**Written exercise**. Copy the records that follow exactly as written, but not their pictures.

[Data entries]
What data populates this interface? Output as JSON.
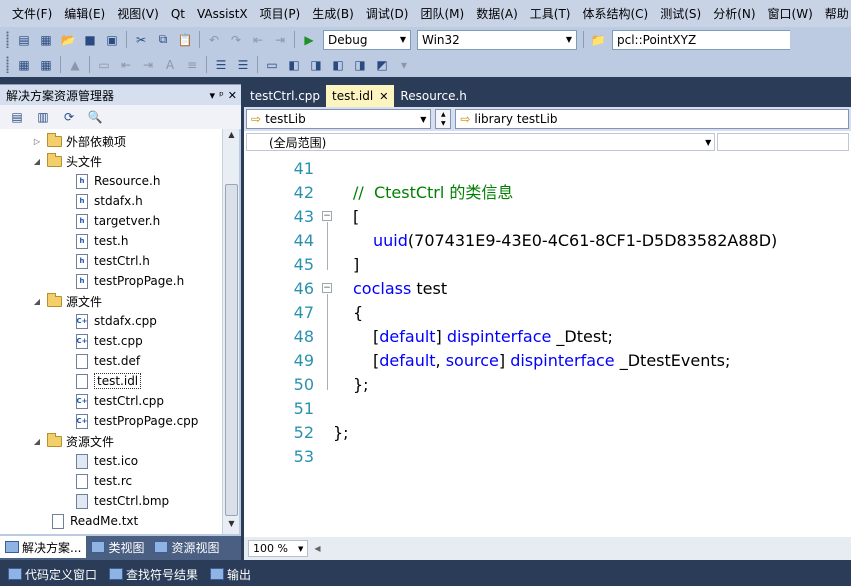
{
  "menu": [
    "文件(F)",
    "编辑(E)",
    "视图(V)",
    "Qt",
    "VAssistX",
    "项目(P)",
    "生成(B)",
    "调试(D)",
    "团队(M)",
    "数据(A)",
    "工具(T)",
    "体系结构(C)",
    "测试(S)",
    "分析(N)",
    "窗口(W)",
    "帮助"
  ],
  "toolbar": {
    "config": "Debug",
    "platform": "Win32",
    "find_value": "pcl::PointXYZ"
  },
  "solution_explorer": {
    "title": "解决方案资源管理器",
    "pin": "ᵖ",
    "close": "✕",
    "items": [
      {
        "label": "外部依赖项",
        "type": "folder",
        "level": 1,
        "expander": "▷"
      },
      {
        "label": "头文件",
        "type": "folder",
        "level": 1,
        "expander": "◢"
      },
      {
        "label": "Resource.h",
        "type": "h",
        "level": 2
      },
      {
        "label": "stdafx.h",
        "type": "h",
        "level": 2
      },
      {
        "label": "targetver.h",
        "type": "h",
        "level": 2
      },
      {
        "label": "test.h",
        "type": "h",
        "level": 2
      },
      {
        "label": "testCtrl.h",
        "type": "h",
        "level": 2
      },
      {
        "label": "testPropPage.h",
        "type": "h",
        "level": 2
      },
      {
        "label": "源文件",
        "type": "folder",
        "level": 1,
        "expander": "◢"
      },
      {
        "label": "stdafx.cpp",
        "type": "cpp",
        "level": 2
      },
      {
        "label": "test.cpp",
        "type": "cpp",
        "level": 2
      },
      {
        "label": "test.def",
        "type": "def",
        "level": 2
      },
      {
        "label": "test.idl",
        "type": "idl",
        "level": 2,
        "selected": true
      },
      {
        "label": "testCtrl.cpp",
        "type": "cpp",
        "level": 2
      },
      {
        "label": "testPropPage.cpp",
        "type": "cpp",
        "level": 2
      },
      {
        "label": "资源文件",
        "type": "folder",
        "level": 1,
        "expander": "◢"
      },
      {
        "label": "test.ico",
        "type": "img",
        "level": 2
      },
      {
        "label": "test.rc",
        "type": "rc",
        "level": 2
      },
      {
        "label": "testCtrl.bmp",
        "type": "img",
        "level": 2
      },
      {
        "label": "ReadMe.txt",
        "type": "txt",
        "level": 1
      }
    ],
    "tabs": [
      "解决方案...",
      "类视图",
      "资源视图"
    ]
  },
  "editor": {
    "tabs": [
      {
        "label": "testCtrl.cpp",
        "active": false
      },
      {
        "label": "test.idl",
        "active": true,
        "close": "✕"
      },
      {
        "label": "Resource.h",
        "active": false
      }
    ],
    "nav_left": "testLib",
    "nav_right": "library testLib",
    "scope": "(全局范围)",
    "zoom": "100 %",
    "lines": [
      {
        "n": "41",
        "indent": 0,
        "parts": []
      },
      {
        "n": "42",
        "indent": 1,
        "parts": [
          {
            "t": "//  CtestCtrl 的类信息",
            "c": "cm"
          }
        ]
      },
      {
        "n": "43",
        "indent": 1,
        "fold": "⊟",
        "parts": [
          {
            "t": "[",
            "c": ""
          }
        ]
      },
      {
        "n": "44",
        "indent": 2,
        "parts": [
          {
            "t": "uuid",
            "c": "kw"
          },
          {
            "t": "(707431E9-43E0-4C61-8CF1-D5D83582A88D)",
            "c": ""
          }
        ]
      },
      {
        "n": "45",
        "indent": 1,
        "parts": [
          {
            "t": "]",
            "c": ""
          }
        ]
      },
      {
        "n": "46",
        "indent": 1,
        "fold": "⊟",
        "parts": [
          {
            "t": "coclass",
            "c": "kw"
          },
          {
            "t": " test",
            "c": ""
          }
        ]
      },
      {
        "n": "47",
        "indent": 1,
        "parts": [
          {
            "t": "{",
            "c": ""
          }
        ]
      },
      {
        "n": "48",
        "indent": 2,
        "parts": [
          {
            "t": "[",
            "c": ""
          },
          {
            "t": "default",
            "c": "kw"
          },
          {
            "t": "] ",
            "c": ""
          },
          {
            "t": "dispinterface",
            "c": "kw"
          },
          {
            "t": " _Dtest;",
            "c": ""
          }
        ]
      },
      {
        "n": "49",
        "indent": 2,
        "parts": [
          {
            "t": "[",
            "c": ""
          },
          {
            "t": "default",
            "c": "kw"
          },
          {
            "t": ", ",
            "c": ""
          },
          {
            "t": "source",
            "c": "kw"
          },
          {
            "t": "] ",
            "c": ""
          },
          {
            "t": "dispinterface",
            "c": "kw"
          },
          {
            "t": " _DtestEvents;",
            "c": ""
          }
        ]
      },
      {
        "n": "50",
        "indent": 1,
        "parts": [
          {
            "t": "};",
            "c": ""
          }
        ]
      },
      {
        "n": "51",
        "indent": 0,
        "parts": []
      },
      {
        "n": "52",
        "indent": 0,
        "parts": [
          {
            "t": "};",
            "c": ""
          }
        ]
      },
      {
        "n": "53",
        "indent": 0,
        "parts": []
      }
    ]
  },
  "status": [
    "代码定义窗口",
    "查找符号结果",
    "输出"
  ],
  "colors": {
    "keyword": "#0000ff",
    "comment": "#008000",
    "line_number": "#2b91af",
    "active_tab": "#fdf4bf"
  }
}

**Response to the task**.
What data populates this interface? Output as JSON.
{
  "menu": [
    "文件(F)",
    "编辑(E)",
    "视图(V)",
    "Qt",
    "VAssistX",
    "项目(P)",
    "生成(B)",
    "调试(D)",
    "团队(M)",
    "数据(A)",
    "工具(T)",
    "体系结构(C)",
    "测试(S)",
    "分析(N)",
    "窗口(W)",
    "帮助"
  ],
  "toolbar": {
    "config": "Debug",
    "platform": "Win32",
    "find_value": "pcl::PointXYZ"
  },
  "solution_explorer": {
    "title": "解决方案资源管理器",
    "pin": "ᵖ",
    "close": "✕",
    "items": [
      {
        "label": "外部依赖项",
        "type": "folder",
        "level": 1,
        "expander": "▷"
      },
      {
        "label": "头文件",
        "type": "folder",
        "level": 1,
        "expander": "◢"
      },
      {
        "label": "Resource.h",
        "type": "h",
        "level": 2
      },
      {
        "label": "stdafx.h",
        "type": "h",
        "level": 2
      },
      {
        "label": "targetver.h",
        "type": "h",
        "level": 2
      },
      {
        "label": "test.h",
        "type": "h",
        "level": 2
      },
      {
        "label": "testCtrl.h",
        "type": "h",
        "level": 2
      },
      {
        "label": "testPropPage.h",
        "type": "h",
        "level": 2
      },
      {
        "label": "源文件",
        "type": "folder",
        "level": 1,
        "expander": "◢"
      },
      {
        "label": "stdafx.cpp",
        "type": "cpp",
        "level": 2
      },
      {
        "label": "test.cpp",
        "type": "cpp",
        "level": 2
      },
      {
        "label": "test.def",
        "type": "def",
        "level": 2
      },
      {
        "label": "test.idl",
        "type": "idl",
        "level": 2,
        "selected": true
      },
      {
        "label": "testCtrl.cpp",
        "type": "cpp",
        "level": 2
      },
      {
        "label": "testPropPage.cpp",
        "type": "cpp",
        "level": 2
      },
      {
        "label": "资源文件",
        "type": "folder",
        "level": 1,
        "expander": "◢"
      },
      {
        "label": "test.ico",
        "type": "img",
        "level": 2
      },
      {
        "label": "test.rc",
        "type": "rc",
        "level": 2
      },
      {
        "label": "testCtrl.bmp",
        "type": "img",
        "level": 2
      },
      {
        "label": "ReadMe.txt",
        "type": "txt",
        "level": 1
      }
    ],
    "tabs": [
      "解决方案...",
      "类视图",
      "资源视图"
    ]
  },
  "editor": {
    "tabs": [
      {
        "label": "testCtrl.cpp",
        "active": false
      },
      {
        "label": "test.idl",
        "active": true,
        "close": "✕"
      },
      {
        "label": "Resource.h",
        "active": false
      }
    ],
    "nav_left": "testLib",
    "nav_right": "library testLib",
    "scope": "(全局范围)",
    "zoom": "100 %",
    "lines": [
      {
        "n": "41",
        "indent": 0,
        "parts": []
      },
      {
        "n": "42",
        "indent": 1,
        "parts": [
          {
            "t": "//  CtestCtrl 的类信息",
            "c": "cm"
          }
        ]
      },
      {
        "n": "43",
        "indent": 1,
        "fold": "⊟",
        "parts": [
          {
            "t": "[",
            "c": ""
          }
        ]
      },
      {
        "n": "44",
        "indent": 2,
        "parts": [
          {
            "t": "uuid",
            "c": "kw"
          },
          {
            "t": "(707431E9-43E0-4C61-8CF1-D5D83582A88D)",
            "c": ""
          }
        ]
      },
      {
        "n": "45",
        "indent": 1,
        "parts": [
          {
            "t": "]",
            "c": ""
          }
        ]
      },
      {
        "n": "46",
        "indent": 1,
        "fold": "⊟",
        "parts": [
          {
            "t": "coclass",
            "c": "kw"
          },
          {
            "t": " test",
            "c": ""
          }
        ]
      },
      {
        "n": "47",
        "indent": 1,
        "parts": [
          {
            "t": "{",
            "c": ""
          }
        ]
      },
      {
        "n": "48",
        "indent": 2,
        "parts": [
          {
            "t": "[",
            "c": ""
          },
          {
            "t": "default",
            "c": "kw"
          },
          {
            "t": "] ",
            "c": ""
          },
          {
            "t": "dispinterface",
            "c": "kw"
          },
          {
            "t": " _Dtest;",
            "c": ""
          }
        ]
      },
      {
        "n": "49",
        "indent": 2,
        "parts": [
          {
            "t": "[",
            "c": ""
          },
          {
            "t": "default",
            "c": "kw"
          },
          {
            "t": ", ",
            "c": ""
          },
          {
            "t": "source",
            "c": "kw"
          },
          {
            "t": "] ",
            "c": ""
          },
          {
            "t": "dispinterface",
            "c": "kw"
          },
          {
            "t": " _DtestEvents;",
            "c": ""
          }
        ]
      },
      {
        "n": "50",
        "indent": 1,
        "parts": [
          {
            "t": "};",
            "c": ""
          }
        ]
      },
      {
        "n": "51",
        "indent": 0,
        "parts": []
      },
      {
        "n": "52",
        "indent": 0,
        "parts": [
          {
            "t": "};",
            "c": ""
          }
        ]
      },
      {
        "n": "53",
        "indent": 0,
        "parts": []
      }
    ]
  },
  "status": [
    "代码定义窗口",
    "查找符号结果",
    "输出"
  ],
  "colors": {
    "keyword": "#0000ff",
    "comment": "#008000",
    "line_number": "#2b91af",
    "active_tab": "#fdf4bf"
  }
}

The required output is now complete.